• **TO DO**:
Every entry must be repeated exactly. Exclude all pictures.
**** DATA EXCERPTS ****
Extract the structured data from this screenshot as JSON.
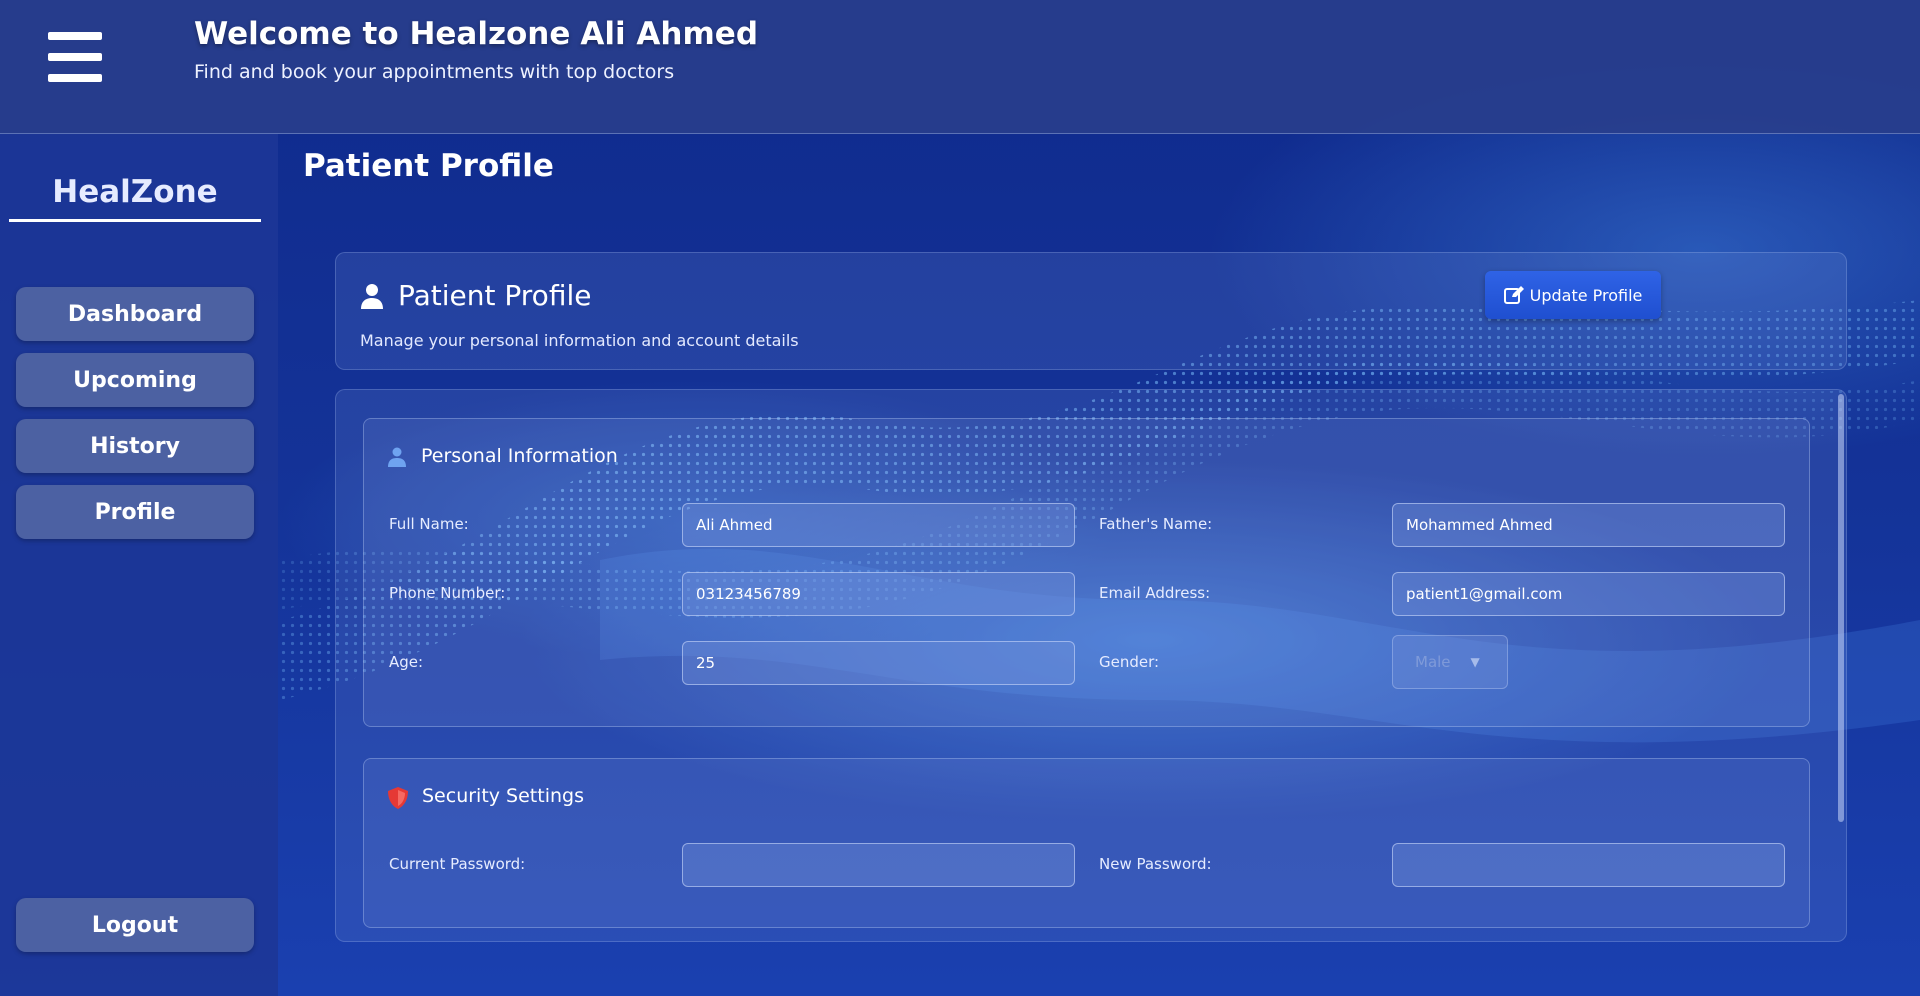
{
  "header": {
    "menu_icon": "hamburger-menu-icon",
    "title_prefix": "Welcome to Healzone",
    "user_name": "Ali Ahmed",
    "subtitle": "Find and book your appointments with top doctors"
  },
  "sidebar": {
    "brand": "HealZone",
    "items": [
      {
        "label": "Dashboard"
      },
      {
        "label": "Upcoming"
      },
      {
        "label": "History"
      },
      {
        "label": "Profile"
      }
    ],
    "logout_label": "Logout"
  },
  "main": {
    "page_title": "Patient Profile",
    "profile_header": {
      "icon": "user-icon",
      "title": "Patient Profile",
      "description": "Manage your personal information and account details",
      "update_button": {
        "icon": "edit-icon",
        "label": "Update Profile"
      }
    },
    "personal_information": {
      "icon": "user-icon",
      "title": "Personal Information",
      "fields": {
        "full_name": {
          "label": "Full Name:",
          "value": "Ali Ahmed"
        },
        "fathers_name": {
          "label": "Father's Name:",
          "value": "Mohammed Ahmed"
        },
        "phone_number": {
          "label": "Phone Number:",
          "value": "03123456789"
        },
        "email_address": {
          "label": "Email Address:",
          "value": "patient1@gmail.com"
        },
        "age": {
          "label": "Age:",
          "value": "25"
        },
        "gender": {
          "label": "Gender:",
          "value": "Male"
        }
      }
    },
    "security_settings": {
      "icon": "shield-icon",
      "title": "Security Settings",
      "fields": {
        "current_password": {
          "label": "Current Password:",
          "value": ""
        },
        "new_password": {
          "label": "New Password:",
          "value": ""
        }
      }
    }
  },
  "colors": {
    "header_bg": "#2a3e8c",
    "sidebar_bg": "#1c3796",
    "nav_button_bg": "#5569a5",
    "accent_button": "#2a5ce0",
    "shield_icon": "#e53935",
    "user_icon_accent": "#6fa3f0"
  }
}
****
• **FULL RESPONSE**:
Extract the structured data from this screenshot as JSON.
{
  "header": {
    "menu_icon": "hamburger-menu-icon",
    "title_prefix": "Welcome to Healzone",
    "user_name": "Ali Ahmed",
    "subtitle": "Find and book your appointments with top doctors"
  },
  "sidebar": {
    "brand": "HealZone",
    "items": [
      {
        "label": "Dashboard"
      },
      {
        "label": "Upcoming"
      },
      {
        "label": "History"
      },
      {
        "label": "Profile"
      }
    ],
    "logout_label": "Logout"
  },
  "main": {
    "page_title": "Patient Profile",
    "profile_header": {
      "icon": "user-icon",
      "title": "Patient Profile",
      "description": "Manage your personal information and account details",
      "update_button": {
        "icon": "edit-icon",
        "label": "Update Profile"
      }
    },
    "personal_information": {
      "icon": "user-icon",
      "title": "Personal Information",
      "fields": {
        "full_name": {
          "label": "Full Name:",
          "value": "Ali Ahmed"
        },
        "fathers_name": {
          "label": "Father's Name:",
          "value": "Mohammed Ahmed"
        },
        "phone_number": {
          "label": "Phone Number:",
          "value": "03123456789"
        },
        "email_address": {
          "label": "Email Address:",
          "value": "patient1@gmail.com"
        },
        "age": {
          "label": "Age:",
          "value": "25"
        },
        "gender": {
          "label": "Gender:",
          "value": "Male"
        }
      }
    },
    "security_settings": {
      "icon": "shield-icon",
      "title": "Security Settings",
      "fields": {
        "current_password": {
          "label": "Current Password:",
          "value": ""
        },
        "new_password": {
          "label": "New Password:",
          "value": ""
        }
      }
    }
  },
  "colors": {
    "header_bg": "#2a3e8c",
    "sidebar_bg": "#1c3796",
    "nav_button_bg": "#5569a5",
    "accent_button": "#2a5ce0",
    "shield_icon": "#e53935",
    "user_icon_accent": "#6fa3f0"
  }
}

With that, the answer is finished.